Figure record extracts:
+++++

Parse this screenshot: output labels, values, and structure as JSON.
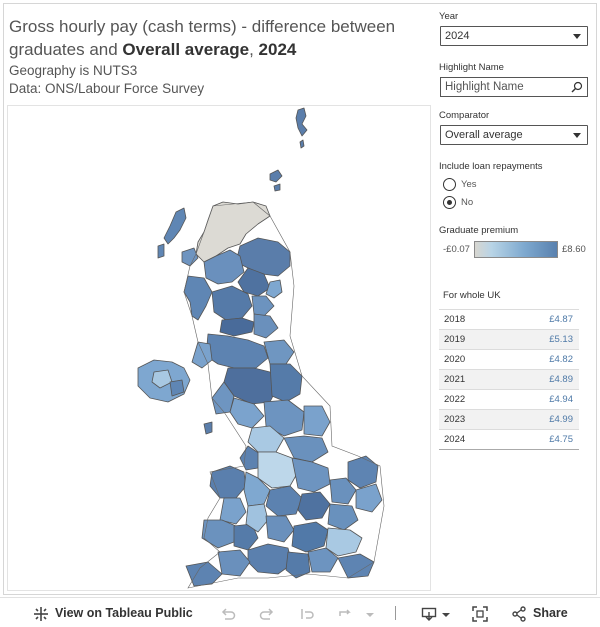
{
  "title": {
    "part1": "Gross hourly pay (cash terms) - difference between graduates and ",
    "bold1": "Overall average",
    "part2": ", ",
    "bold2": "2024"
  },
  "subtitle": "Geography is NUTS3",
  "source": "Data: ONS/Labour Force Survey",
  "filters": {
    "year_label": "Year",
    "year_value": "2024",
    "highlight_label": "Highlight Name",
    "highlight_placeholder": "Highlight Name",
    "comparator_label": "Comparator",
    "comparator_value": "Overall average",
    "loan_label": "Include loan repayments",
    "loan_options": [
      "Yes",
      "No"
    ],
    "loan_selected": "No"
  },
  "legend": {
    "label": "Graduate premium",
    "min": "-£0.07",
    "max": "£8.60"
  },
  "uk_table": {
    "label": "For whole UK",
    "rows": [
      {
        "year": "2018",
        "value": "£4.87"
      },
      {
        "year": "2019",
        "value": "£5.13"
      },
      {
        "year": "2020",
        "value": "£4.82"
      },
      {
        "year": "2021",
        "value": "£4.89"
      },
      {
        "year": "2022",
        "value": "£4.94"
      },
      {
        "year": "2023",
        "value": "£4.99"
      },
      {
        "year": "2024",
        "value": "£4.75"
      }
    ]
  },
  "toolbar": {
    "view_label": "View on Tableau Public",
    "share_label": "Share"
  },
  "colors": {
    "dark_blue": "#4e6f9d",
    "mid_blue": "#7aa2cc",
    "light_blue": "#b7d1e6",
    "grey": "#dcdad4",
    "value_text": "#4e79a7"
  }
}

+++++

Goal: All preceding records should be duplicated verbatim, images excepted.

Task response:
Parse this screenshot: output labels, values, and structure as JSON.
{
  "title": {
    "part1": "Gross hourly pay (cash terms) - difference between graduates and ",
    "bold1": "Overall average",
    "part2": ", ",
    "bold2": "2024"
  },
  "subtitle": "Geography is NUTS3",
  "source": "Data: ONS/Labour Force Survey",
  "filters": {
    "year_label": "Year",
    "year_value": "2024",
    "highlight_label": "Highlight Name",
    "highlight_placeholder": "Highlight Name",
    "comparator_label": "Comparator",
    "comparator_value": "Overall average",
    "loan_label": "Include loan repayments",
    "loan_options": [
      "Yes",
      "No"
    ],
    "loan_selected": "No"
  },
  "legend": {
    "label": "Graduate premium",
    "min": "-£0.07",
    "max": "£8.60"
  },
  "uk_table": {
    "label": "For whole UK",
    "rows": [
      {
        "year": "2018",
        "value": "£4.87"
      },
      {
        "year": "2019",
        "value": "£5.13"
      },
      {
        "year": "2020",
        "value": "£4.82"
      },
      {
        "year": "2021",
        "value": "£4.89"
      },
      {
        "year": "2022",
        "value": "£4.94"
      },
      {
        "year": "2023",
        "value": "£4.99"
      },
      {
        "year": "2024",
        "value": "£4.75"
      }
    ]
  },
  "toolbar": {
    "view_label": "View on Tableau Public",
    "share_label": "Share"
  },
  "colors": {
    "dark_blue": "#4e6f9d",
    "mid_blue": "#7aa2cc",
    "light_blue": "#b7d1e6",
    "grey": "#dcdad4",
    "value_text": "#4e79a7"
  }
}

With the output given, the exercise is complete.